▶ **Task goal**: Go through the material below and copy each line where the word "positive" appears.

* START *

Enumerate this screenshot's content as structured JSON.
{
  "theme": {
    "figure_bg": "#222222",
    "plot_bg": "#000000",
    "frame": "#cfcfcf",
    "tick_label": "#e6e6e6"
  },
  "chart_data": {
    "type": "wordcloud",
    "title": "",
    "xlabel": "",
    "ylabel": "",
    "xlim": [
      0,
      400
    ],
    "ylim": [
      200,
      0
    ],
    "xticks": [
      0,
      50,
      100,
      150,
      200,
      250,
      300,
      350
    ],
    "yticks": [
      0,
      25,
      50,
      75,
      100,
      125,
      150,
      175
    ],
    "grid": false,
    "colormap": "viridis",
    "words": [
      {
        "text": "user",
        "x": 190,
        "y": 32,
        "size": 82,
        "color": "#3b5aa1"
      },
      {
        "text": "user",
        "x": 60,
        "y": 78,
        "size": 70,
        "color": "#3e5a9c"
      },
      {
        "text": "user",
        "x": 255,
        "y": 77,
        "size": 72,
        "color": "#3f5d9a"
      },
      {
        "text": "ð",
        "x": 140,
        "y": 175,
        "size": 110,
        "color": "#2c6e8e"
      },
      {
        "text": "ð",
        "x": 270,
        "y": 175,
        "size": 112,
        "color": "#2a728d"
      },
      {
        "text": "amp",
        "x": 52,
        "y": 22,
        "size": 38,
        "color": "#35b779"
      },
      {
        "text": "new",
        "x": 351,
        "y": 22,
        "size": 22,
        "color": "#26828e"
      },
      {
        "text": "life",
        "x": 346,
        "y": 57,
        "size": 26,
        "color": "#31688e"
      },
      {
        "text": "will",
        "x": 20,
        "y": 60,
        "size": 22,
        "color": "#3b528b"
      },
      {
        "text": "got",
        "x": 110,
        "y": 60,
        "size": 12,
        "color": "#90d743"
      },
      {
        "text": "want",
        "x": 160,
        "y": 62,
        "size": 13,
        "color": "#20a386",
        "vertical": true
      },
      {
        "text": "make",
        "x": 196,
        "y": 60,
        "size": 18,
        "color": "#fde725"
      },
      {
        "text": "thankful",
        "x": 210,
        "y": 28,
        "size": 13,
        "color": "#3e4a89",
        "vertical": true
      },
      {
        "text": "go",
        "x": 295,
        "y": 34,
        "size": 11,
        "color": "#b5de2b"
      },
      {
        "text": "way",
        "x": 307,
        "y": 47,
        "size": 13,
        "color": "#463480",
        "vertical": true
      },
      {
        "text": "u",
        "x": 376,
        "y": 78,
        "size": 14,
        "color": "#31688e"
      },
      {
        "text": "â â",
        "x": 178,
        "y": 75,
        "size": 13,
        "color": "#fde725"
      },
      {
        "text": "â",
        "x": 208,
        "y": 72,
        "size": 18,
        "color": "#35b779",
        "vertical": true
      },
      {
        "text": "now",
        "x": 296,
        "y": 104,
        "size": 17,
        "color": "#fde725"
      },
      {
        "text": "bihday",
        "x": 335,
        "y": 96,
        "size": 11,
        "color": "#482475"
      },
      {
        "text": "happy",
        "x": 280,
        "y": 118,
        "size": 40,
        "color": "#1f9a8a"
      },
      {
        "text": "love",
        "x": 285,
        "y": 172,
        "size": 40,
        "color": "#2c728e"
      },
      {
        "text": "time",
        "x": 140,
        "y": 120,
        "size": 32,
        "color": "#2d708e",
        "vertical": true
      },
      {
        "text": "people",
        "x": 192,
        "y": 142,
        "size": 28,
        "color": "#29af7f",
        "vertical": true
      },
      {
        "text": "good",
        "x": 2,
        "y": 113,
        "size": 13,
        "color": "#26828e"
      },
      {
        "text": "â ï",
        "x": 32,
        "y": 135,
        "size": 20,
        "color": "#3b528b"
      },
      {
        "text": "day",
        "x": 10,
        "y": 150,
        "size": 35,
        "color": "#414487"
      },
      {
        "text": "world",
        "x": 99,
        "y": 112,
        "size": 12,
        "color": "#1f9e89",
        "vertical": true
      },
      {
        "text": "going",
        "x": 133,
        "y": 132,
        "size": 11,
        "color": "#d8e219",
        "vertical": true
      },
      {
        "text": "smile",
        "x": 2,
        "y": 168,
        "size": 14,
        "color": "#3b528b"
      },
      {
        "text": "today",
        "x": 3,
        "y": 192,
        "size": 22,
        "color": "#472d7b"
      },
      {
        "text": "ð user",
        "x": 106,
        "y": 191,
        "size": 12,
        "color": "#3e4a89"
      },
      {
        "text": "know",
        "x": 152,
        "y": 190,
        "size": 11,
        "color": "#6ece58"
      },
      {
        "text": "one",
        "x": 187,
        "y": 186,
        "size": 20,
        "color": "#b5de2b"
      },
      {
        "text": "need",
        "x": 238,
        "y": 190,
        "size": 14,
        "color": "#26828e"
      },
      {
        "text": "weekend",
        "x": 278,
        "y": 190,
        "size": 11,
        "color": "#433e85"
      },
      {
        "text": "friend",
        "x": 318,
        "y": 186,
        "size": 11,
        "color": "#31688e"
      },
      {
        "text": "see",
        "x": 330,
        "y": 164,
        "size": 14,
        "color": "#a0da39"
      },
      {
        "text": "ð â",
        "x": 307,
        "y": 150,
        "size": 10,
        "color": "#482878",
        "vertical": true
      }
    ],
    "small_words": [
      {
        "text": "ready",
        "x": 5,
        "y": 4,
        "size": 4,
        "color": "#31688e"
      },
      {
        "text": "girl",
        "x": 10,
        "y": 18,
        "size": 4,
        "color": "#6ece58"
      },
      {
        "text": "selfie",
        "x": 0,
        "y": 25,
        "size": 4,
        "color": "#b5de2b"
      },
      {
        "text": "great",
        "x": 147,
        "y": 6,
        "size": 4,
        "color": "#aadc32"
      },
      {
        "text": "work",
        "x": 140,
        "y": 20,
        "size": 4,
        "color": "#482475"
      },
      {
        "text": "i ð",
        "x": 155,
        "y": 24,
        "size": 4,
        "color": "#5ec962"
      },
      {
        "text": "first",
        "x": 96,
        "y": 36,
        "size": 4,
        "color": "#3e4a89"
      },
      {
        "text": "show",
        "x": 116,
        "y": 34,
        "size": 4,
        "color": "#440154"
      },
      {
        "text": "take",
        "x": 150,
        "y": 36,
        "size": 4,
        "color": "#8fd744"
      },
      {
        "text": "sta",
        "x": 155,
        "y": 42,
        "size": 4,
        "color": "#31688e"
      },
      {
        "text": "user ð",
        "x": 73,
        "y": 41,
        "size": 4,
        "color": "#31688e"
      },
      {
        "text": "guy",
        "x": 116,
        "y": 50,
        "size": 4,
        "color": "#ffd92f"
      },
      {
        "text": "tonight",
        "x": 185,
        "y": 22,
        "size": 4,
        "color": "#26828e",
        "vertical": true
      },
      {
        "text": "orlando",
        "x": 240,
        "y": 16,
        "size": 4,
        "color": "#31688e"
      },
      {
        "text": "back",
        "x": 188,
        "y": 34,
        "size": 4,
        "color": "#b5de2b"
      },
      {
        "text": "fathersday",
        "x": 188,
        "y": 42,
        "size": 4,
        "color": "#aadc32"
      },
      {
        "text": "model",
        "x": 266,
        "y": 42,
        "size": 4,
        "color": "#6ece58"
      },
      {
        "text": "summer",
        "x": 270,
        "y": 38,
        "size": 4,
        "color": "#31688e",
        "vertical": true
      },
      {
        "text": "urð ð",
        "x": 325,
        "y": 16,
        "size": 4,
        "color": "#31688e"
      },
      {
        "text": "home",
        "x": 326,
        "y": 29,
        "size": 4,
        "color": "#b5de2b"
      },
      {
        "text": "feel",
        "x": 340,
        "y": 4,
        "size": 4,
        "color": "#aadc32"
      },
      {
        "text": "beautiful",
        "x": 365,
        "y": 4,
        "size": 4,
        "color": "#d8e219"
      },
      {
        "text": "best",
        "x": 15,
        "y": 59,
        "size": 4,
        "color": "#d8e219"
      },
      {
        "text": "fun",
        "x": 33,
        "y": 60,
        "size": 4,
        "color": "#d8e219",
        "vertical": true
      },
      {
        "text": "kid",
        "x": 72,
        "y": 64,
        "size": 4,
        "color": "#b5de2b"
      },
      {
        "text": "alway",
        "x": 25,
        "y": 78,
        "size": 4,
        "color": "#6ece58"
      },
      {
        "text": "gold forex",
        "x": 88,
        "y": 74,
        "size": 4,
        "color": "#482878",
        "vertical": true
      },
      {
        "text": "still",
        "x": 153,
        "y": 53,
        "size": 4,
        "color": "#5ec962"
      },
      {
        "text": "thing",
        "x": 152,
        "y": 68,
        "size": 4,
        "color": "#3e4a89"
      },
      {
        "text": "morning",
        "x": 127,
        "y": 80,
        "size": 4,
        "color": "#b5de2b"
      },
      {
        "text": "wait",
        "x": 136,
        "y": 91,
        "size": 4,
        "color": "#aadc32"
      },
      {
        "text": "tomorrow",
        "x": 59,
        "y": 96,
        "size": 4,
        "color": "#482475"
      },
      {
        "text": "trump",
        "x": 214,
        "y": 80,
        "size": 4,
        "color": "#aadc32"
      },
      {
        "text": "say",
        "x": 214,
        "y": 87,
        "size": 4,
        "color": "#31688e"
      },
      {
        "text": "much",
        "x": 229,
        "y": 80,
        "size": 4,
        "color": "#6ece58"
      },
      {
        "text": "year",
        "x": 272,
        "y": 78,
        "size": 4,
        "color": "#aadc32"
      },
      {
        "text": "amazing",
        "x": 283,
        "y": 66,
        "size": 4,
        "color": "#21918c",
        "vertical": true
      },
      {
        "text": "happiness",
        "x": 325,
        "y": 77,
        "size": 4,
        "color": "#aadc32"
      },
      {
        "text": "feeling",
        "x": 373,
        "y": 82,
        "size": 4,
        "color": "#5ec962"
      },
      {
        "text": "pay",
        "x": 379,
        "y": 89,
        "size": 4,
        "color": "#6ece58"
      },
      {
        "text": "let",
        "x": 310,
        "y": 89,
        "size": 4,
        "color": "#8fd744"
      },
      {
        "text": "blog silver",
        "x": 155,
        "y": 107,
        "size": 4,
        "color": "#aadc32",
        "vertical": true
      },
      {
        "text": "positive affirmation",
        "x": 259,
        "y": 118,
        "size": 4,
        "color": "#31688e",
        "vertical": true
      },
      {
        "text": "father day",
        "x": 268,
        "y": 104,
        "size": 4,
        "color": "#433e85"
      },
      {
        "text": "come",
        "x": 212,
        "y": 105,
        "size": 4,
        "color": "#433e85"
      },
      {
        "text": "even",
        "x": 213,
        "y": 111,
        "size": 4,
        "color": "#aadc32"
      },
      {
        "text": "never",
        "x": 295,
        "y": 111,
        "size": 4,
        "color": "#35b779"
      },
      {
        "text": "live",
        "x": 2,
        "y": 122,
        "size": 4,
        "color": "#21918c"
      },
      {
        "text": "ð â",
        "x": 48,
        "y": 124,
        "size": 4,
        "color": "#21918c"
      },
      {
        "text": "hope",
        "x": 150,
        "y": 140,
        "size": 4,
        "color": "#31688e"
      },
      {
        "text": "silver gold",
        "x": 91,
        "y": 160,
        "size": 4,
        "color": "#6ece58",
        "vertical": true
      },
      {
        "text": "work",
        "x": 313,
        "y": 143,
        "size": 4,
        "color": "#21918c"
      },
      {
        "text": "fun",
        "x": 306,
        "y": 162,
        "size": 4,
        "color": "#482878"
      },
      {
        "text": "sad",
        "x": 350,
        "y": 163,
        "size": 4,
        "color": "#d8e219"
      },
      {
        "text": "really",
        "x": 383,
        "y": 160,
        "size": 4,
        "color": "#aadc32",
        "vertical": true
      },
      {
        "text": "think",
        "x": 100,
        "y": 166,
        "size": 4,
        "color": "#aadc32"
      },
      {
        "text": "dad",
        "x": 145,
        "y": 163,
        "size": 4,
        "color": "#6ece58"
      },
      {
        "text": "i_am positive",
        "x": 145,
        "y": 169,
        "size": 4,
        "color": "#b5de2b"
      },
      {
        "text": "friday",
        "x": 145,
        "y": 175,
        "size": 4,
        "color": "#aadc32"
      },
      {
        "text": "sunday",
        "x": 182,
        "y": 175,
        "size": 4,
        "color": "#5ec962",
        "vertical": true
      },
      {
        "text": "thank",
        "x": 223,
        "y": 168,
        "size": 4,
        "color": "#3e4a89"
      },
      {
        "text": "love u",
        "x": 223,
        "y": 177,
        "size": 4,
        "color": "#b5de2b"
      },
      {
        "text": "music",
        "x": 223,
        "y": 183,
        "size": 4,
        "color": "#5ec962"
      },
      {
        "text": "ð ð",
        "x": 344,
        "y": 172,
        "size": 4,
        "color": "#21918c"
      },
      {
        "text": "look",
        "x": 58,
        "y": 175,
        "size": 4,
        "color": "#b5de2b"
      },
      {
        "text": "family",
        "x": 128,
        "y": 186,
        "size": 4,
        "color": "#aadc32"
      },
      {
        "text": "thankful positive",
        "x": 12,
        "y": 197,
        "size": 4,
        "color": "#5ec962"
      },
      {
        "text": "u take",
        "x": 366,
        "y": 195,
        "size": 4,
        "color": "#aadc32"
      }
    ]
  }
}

* END *

▶ **Solved exercise**:
        "text": "positive affirmation",
        "text": "i_am positive",
        "text": "thankful positive",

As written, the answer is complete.